[Extracted material]
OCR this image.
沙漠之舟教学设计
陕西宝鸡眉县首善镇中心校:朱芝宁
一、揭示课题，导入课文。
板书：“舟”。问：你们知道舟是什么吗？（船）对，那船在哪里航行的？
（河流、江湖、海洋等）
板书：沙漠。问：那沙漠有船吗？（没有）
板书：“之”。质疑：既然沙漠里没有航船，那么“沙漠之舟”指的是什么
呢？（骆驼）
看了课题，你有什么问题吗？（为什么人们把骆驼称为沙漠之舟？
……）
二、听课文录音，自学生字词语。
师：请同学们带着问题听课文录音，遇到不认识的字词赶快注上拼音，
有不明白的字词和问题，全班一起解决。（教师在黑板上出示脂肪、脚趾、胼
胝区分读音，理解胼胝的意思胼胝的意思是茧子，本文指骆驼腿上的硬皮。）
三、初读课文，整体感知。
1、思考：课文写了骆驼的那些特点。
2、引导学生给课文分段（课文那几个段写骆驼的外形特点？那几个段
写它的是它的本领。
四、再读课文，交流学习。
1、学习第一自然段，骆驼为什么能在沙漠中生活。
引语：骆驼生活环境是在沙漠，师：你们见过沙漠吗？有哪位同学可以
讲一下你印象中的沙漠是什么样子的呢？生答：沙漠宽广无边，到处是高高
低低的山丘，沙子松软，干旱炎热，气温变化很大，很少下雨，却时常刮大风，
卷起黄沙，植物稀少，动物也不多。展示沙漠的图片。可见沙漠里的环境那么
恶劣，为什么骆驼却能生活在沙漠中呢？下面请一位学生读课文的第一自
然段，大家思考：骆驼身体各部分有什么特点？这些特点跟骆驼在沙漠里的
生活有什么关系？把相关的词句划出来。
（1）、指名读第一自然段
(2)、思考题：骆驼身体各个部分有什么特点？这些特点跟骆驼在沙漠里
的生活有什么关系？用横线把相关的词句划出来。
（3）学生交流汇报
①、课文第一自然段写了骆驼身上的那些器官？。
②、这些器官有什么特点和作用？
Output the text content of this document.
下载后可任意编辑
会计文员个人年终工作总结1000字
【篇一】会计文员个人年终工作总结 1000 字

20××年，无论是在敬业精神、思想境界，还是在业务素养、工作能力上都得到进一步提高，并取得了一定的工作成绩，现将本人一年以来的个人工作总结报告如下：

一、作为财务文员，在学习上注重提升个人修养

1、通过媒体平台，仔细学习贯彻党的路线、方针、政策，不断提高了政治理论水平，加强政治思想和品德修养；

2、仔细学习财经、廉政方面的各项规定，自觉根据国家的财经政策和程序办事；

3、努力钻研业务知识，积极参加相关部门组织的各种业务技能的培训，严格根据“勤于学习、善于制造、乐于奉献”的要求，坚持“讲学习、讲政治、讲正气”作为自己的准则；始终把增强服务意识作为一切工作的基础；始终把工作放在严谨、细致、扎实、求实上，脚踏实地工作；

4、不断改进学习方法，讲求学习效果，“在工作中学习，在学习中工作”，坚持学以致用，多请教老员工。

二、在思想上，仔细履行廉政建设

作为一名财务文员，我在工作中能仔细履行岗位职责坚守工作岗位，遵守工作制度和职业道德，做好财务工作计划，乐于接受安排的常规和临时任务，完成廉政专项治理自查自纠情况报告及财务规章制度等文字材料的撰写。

[The exercise] Output all preceding records character for character.

[Output below]
OCR this image.
沙漠之舟教学设计
陕西宝鸡眉县首善镇中心校:朱芝宁
一、揭示课题，导入课文。
板书：“舟”。问：你们知道舟是什么吗？（船）对，那船在哪里航行的？
（河流、江湖、海洋等）
板书：沙漠。问：那沙漠有船吗？（没有）
板书：“之”。质疑：既然沙漠里没有航船，那么“沙漠之舟”指的是什么
呢？（骆驼）
看了课题，你有什么问题吗？（为什么人们把骆驼称为沙漠之舟？
……）
二、听课文录音，自学生字词语。
师：请同学们带着问题听课文录音，遇到不认识的字词赶快注上拼音，
有不明白的字词和问题，全班一起解决。（教师在黑板上出示脂肪、脚趾、胼
胝区分读音，理解胼胝的意思胼胝的意思是茧子，本文指骆驼腿上的硬皮。）
三、初读课文，整体感知。
1、思考：课文写了骆驼的那些特点。
2、引导学生给课文分段（课文那几个段写骆驼的外形特点？那几个段
写它的是它的本领。
四、再读课文，交流学习。
1、学习第一自然段，骆驼为什么能在沙漠中生活。
引语：骆驼生活环境是在沙漠，师：你们见过沙漠吗？有哪位同学可以
讲一下你印象中的沙漠是什么样子的呢？生答：沙漠宽广无边，到处是高高
低低的山丘，沙子松软，干旱炎热，气温变化很大，很少下雨，却时常刮大风，
卷起黄沙，植物稀少，动物也不多。展示沙漠的图片。可见沙漠里的环境那么
恶劣，为什么骆驼却能生活在沙漠中呢？下面请一位学生读课文的第一自
然段，大家思考：骆驼身体各部分有什么特点？这些特点跟骆驼在沙漠里的
生活有什么关系？把相关的词句划出来。
（1）、指名读第一自然段
(2)、思考题：骆驼身体各个部分有什么特点？这些特点跟骆驼在沙漠里
的生活有什么关系？用横线把相关的词句划出来。
（3）学生交流汇报
①、课文第一自然段写了骆驼身上的那些器官？。
②、这些器官有什么特点和作用？
Output the text content of this document.
下载后可任意编辑
会计文员个人年终工作总结1000字
【篇一】会计文员个人年终工作总结 1000 字

20××年，无论是在敬业精神、思想境界，还是在业务素养、工作能力上都得到进一步提高，并取得了一定的工作成绩，现将本人一年以来的个人工作总结报告如下：

一、作为财务文员，在学习上注重提升个人修养

1、通过媒体平台，仔细学习贯彻党的路线、方针、政策，不断提高了政治理论水平，加强政治思想和品德修养；

2、仔细学习财经、廉政方面的各项规定，自觉根据国家的财经政策和程序办事；

3、努力钻研业务知识，积极参加相关部门组织的各种业务技能的培训，严格根据“勤于学习、善于制造、乐于奉献”的要求，坚持“讲学习、讲政治、讲正气”作为自己的准则；始终把增强服务意识作为一切工作的基础；始终把工作放在严谨、细致、扎实、求实上，脚踏实地工作；

4、不断改进学习方法，讲求学习效果，“在工作中学习，在学习中工作”，坚持学以致用，多请教老员工。

二、在思想上，仔细履行廉政建设

作为一名财务文员，我在工作中能仔细履行岗位职责坚守工作岗位，遵守工作制度和职业道德，做好财务工作计划，乐于接受安排的常规和临时任务，完成廉政专项治理自查自纠情况报告及财务规章制度等文字材料的撰写。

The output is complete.